• _What you are asked to do_
Go through the entries and transcribe each one exactly, dropping the pictures.

Records contained in a dataset:

───

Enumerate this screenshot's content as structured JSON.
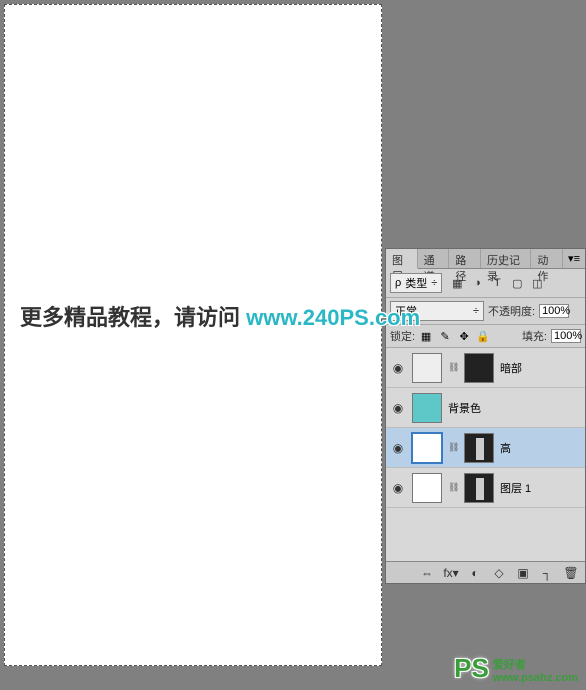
{
  "watermark": {
    "prefix": "更多精品教程，请访问",
    "url": "www.240PS.com"
  },
  "badge": {
    "logo": "PS",
    "line1": "爱好者",
    "line2": "www.psahz.com"
  },
  "panel": {
    "tabs": [
      "图层",
      "通道",
      "路径",
      "历史记录",
      "动作"
    ],
    "active_tab": 0,
    "menu_glyph": "▾≡",
    "filter": {
      "search_glyph": "ρ",
      "label": "类型",
      "chevron": "÷",
      "icons": [
        "▦",
        "◑",
        "T",
        "▢",
        "◫"
      ]
    },
    "blend": {
      "mode": "正常",
      "chevron": "÷",
      "opacity_label": "不透明度:",
      "opacity_value": "100%"
    },
    "lock": {
      "label": "锁定:",
      "icons": [
        "▦",
        "✎",
        "✥",
        "🔒"
      ],
      "fill_label": "填充:",
      "fill_value": "100%"
    },
    "layers": [
      {
        "name": "暗部",
        "has_mask": true,
        "thumb_style": "mask1",
        "selected": false
      },
      {
        "name": "背景色",
        "has_mask": false,
        "thumb_style": "teal",
        "selected": false
      },
      {
        "name": "高",
        "has_mask": true,
        "thumb_style": "bldg",
        "selected": true
      },
      {
        "name": "图层 1",
        "has_mask": true,
        "thumb_style": "bldg",
        "selected": false
      }
    ],
    "footer_icons": [
      "⇔",
      "fx▾",
      "◐",
      "◇",
      "▣",
      "┐",
      "🗑"
    ]
  }
}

───

• _Response_
Enumerate this screenshot's content as structured JSON.
{
  "watermark": {
    "prefix": "更多精品教程，请访问",
    "url": "www.240PS.com"
  },
  "badge": {
    "logo": "PS",
    "line1": "爱好者",
    "line2": "www.psahz.com"
  },
  "panel": {
    "tabs": [
      "图层",
      "通道",
      "路径",
      "历史记录",
      "动作"
    ],
    "active_tab": 0,
    "menu_glyph": "▾≡",
    "filter": {
      "search_glyph": "ρ",
      "label": "类型",
      "chevron": "÷",
      "icons": [
        "▦",
        "◑",
        "T",
        "▢",
        "◫"
      ]
    },
    "blend": {
      "mode": "正常",
      "chevron": "÷",
      "opacity_label": "不透明度:",
      "opacity_value": "100%"
    },
    "lock": {
      "label": "锁定:",
      "icons": [
        "▦",
        "✎",
        "✥",
        "🔒"
      ],
      "fill_label": "填充:",
      "fill_value": "100%"
    },
    "layers": [
      {
        "name": "暗部",
        "has_mask": true,
        "thumb_style": "mask1",
        "selected": false
      },
      {
        "name": "背景色",
        "has_mask": false,
        "thumb_style": "teal",
        "selected": false
      },
      {
        "name": "高",
        "has_mask": true,
        "thumb_style": "bldg",
        "selected": true
      },
      {
        "name": "图层 1",
        "has_mask": true,
        "thumb_style": "bldg",
        "selected": false
      }
    ],
    "footer_icons": [
      "⇔",
      "fx▾",
      "◐",
      "◇",
      "▣",
      "┐",
      "🗑"
    ]
  }
}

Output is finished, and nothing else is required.